However, clearly, some truly exceptional live sets are coming from younger women in Pop. However, think about modern Pop and its health. Women in Pop not necessarily dominating the charts. There is this assumption that Pop has lost its fun and is not what it used to be. I would disagree. I think Pop has become more interesting the past five years or so. Artists like Charli xcx and Chappell Roan adding to that. Maybe CMAT could not be defined as a (purely) Pop artist, though she is among a wave of women in music who add wit, spice, energy and fun into music. In addition to revelation, vulnerability and honesty. Melody in Pop is less common or has been in decline. Some saying that Pop is all but dead and the fate of it rests with The Last Dinner Party. There is always going to be that debate as to whether Pop is declining and as good as it used to be. I think that it is in great shape. So many interesting and promising artists coming through. However, I do feel like there is the assumption that age and youth equates to the best Pop music. That women in Pop of a certain age are less exciting and have lost that spark. That is definitely not the case. Legends of the genre like Louise are still producing music as essential and interesting as their earliest work. What I am finding is that so many major Pop artists of today are releasing music that is quite forgettable or formulaic. Maybe their experiences and perspectives are either too familiar and over-discussed or else there is that lack of melody, killer chorus or anything with genuine invention. Sabrina Carpenter is an artist I respect, though there is little to distinguish her from other artists. Her new album, Man’s Best Friend, might not linger as long in the mind as it should.
- - - - - - -
REQUIREMENTS:
List every musical act named in the passage about Pop music. Answer from the text alone.

DATA PROVIDED:
- - - - - - -
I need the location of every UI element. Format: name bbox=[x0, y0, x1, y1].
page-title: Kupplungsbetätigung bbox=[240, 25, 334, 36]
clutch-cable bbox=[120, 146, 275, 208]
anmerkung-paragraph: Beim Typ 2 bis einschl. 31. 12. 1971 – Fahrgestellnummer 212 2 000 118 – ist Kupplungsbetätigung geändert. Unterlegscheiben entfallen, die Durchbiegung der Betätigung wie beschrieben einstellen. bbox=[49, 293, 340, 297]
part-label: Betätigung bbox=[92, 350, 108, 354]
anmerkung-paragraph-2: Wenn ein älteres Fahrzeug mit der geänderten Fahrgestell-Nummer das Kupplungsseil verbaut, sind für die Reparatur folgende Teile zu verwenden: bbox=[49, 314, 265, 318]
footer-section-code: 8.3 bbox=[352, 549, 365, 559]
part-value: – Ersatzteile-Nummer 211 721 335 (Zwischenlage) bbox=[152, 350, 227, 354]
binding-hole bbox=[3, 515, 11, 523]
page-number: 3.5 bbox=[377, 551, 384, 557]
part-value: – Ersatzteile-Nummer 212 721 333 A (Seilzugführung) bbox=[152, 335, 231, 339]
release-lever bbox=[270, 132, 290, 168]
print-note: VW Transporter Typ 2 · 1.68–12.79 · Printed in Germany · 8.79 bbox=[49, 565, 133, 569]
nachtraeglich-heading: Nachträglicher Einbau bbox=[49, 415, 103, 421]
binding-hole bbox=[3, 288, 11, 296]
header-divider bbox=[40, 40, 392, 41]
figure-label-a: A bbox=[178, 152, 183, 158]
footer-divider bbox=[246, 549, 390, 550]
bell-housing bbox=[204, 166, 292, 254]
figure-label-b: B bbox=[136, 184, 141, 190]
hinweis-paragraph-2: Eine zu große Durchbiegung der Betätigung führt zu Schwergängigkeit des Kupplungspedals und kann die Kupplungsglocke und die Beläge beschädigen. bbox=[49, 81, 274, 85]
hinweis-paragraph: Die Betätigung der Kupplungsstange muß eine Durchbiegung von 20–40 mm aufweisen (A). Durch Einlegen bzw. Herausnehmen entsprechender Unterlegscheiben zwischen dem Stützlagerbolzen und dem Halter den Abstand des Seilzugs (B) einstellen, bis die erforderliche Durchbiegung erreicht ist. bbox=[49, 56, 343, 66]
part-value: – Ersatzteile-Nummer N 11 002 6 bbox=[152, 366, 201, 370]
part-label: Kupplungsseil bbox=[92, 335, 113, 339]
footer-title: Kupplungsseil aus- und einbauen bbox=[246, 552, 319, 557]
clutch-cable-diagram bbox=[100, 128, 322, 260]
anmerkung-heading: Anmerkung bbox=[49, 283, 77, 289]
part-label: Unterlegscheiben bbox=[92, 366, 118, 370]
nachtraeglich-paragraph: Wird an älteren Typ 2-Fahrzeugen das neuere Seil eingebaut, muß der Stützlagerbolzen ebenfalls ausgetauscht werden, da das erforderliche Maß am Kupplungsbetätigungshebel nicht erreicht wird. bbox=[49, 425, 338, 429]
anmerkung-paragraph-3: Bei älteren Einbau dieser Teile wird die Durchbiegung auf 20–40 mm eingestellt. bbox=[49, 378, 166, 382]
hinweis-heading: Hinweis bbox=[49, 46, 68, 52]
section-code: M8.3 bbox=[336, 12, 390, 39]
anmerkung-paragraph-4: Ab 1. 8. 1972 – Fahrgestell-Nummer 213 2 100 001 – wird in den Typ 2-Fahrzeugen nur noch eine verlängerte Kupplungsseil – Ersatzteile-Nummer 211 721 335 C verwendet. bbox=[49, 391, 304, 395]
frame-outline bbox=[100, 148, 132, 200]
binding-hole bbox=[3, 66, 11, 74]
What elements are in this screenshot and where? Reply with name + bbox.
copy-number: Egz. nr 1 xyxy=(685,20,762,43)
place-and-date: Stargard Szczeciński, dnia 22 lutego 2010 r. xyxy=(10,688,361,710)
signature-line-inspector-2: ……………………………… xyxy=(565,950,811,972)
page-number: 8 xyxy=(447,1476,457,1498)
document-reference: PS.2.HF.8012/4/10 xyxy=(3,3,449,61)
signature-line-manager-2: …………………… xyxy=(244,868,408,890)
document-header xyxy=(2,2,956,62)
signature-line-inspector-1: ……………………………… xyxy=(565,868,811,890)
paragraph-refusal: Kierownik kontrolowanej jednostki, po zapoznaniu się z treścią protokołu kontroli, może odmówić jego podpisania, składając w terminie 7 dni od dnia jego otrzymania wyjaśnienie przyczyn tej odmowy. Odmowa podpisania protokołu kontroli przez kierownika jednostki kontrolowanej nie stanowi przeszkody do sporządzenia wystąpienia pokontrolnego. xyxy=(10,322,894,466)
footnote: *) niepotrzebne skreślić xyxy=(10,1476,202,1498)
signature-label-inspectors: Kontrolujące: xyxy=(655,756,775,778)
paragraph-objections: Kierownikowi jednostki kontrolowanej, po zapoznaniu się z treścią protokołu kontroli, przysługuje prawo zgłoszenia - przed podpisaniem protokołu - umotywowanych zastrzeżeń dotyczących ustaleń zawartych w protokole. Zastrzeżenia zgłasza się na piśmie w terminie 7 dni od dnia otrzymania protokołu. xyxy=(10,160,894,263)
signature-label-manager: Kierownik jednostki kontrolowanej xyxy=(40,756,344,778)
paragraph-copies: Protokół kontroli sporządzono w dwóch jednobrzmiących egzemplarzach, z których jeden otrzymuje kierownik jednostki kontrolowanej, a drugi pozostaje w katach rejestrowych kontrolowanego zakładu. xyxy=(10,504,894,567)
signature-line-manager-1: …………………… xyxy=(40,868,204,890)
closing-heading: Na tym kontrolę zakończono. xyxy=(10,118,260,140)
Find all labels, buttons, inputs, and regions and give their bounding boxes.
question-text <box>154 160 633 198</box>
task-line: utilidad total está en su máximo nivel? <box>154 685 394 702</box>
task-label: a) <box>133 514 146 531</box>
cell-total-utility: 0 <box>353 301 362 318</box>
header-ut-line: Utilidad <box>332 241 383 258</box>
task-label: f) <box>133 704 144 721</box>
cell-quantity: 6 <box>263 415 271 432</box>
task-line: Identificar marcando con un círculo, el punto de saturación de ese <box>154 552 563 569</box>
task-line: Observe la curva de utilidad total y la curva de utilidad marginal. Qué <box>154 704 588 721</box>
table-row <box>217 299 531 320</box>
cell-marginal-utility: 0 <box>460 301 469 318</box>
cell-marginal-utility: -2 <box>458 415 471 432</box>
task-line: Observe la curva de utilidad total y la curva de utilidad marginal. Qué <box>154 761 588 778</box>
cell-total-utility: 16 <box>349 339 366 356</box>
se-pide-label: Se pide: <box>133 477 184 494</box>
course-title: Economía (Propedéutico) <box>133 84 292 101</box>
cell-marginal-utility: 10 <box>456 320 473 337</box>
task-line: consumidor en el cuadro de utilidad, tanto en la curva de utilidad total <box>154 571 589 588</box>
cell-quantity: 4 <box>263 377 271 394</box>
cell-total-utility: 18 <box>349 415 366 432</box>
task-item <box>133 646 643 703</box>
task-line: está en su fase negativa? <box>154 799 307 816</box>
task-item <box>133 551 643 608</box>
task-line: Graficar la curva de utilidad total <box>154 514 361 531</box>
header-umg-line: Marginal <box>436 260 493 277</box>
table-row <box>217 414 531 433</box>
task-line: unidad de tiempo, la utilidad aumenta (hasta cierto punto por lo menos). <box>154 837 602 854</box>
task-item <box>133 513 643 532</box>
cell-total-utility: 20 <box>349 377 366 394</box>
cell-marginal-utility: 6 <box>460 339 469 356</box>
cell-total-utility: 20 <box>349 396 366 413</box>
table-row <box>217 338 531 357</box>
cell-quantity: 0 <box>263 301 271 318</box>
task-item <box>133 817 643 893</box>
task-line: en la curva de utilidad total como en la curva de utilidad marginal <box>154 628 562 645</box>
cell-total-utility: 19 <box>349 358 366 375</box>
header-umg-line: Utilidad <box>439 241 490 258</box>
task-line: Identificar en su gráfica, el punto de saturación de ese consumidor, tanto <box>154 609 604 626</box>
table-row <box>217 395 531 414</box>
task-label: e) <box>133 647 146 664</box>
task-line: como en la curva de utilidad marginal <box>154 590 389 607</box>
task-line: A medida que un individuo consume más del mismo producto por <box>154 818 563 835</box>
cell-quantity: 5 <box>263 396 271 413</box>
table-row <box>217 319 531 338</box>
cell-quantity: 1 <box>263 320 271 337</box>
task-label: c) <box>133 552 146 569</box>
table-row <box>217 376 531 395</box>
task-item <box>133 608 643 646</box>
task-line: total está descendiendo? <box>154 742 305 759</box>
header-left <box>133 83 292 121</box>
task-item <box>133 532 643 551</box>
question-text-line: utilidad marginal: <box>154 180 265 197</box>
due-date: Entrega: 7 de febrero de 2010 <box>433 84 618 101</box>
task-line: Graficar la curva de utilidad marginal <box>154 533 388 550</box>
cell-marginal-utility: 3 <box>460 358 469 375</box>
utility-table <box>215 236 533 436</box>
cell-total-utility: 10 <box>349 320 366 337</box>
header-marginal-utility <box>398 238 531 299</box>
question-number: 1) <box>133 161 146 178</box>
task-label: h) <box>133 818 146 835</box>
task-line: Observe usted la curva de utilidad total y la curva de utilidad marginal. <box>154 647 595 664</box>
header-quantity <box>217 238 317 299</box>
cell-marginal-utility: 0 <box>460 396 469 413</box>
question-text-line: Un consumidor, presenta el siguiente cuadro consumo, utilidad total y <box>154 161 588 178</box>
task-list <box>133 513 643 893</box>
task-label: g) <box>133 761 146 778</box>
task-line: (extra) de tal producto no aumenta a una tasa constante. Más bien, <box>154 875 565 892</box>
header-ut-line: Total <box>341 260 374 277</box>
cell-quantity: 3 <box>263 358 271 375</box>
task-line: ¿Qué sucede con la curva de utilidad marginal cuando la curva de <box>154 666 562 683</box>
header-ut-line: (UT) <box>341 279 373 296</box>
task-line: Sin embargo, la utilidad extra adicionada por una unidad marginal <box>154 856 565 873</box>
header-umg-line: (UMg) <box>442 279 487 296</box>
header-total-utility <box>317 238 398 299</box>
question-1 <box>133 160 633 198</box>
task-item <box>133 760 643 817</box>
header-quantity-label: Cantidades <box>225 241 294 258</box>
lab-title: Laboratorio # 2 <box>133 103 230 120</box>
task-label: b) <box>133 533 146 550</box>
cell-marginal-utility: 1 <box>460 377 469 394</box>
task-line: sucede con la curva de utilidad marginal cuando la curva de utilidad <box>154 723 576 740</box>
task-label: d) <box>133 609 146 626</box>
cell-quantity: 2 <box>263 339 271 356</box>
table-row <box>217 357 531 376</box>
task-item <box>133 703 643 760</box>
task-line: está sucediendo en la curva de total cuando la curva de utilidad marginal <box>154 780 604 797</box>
- - - - - - -
COMPLETED TASK:
Charli xcx, Chappell Roan, CMAT, The Last Dinner Party, Louise, Sabrina Carpenter